**YOUR INSTRUCTIONS**. Restate the full listing word for word and leave the pictures out.

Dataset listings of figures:
----------------
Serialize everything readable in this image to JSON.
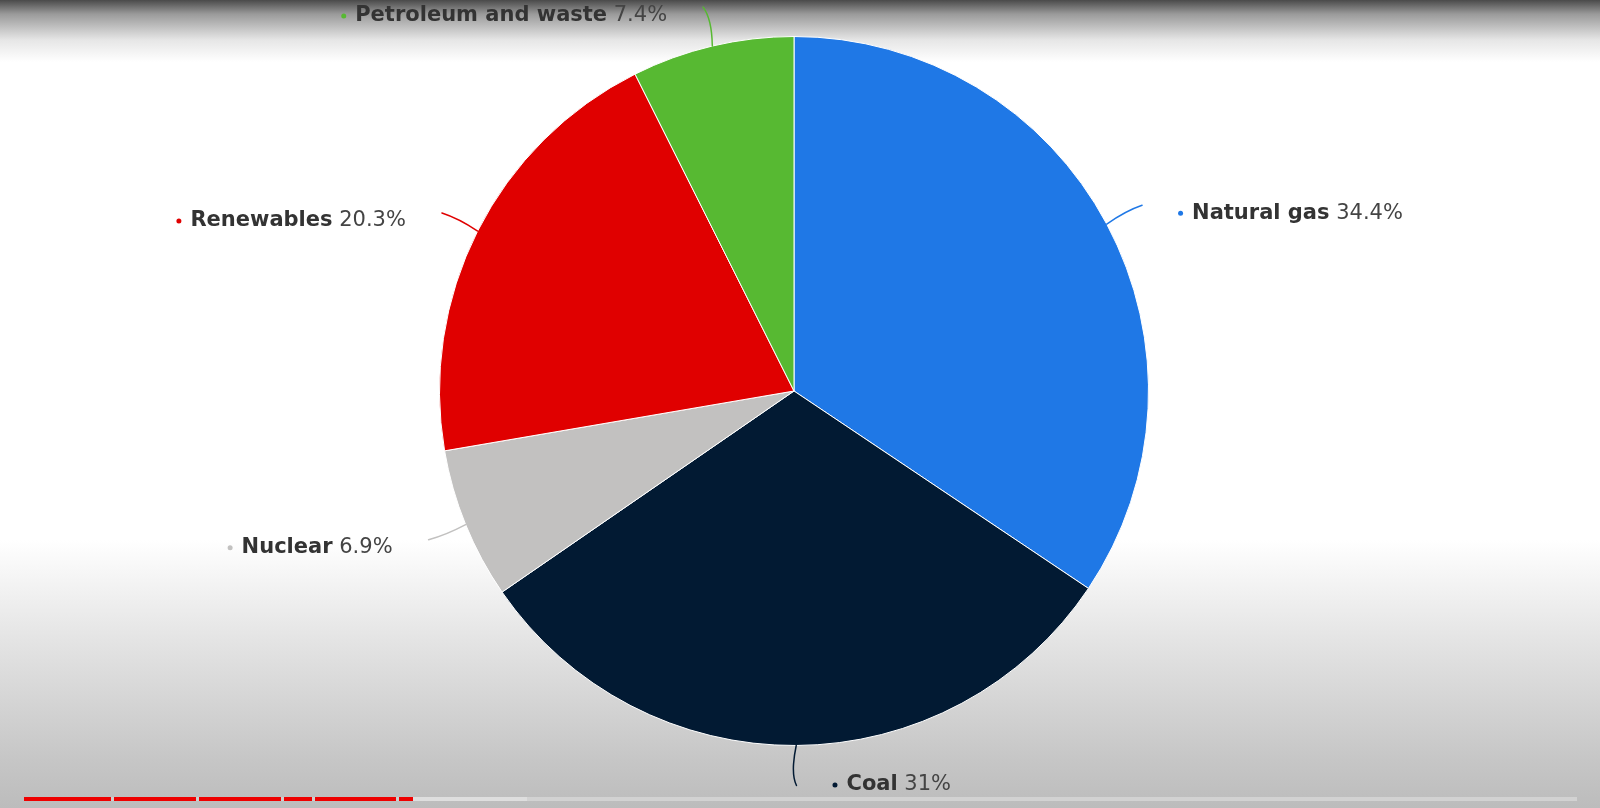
{
  "chart_data": {
    "type": "pie",
    "categories": [
      "Natural gas",
      "Coal",
      "Nuclear",
      "Renewables",
      "Petroleum and waste"
    ],
    "values": [
      34.4,
      31,
      6.9,
      20.3,
      7.4
    ],
    "colors": [
      "#1f78e6",
      "#021a33",
      "#c2c1c0",
      "#e00000",
      "#57b932"
    ],
    "value_labels": [
      "34.4%",
      "31%",
      "6.9%",
      "20.3%",
      "7.4%"
    ]
  }
}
----------------
**FINAL RESULT**.
Serialize everything readable in this image to JSON.
{
  "chart_data": {
    "type": "pie",
    "categories": [
      "Natural gas",
      "Coal",
      "Nuclear",
      "Renewables",
      "Petroleum and waste"
    ],
    "values": [
      34.4,
      31,
      6.9,
      20.3,
      7.4
    ],
    "colors": [
      "#1f78e6",
      "#021a33",
      "#c2c1c0",
      "#e00000",
      "#57b932"
    ],
    "value_labels": [
      "34.4%",
      "31%",
      "6.9%",
      "20.3%",
      "7.4%"
    ]
  }
}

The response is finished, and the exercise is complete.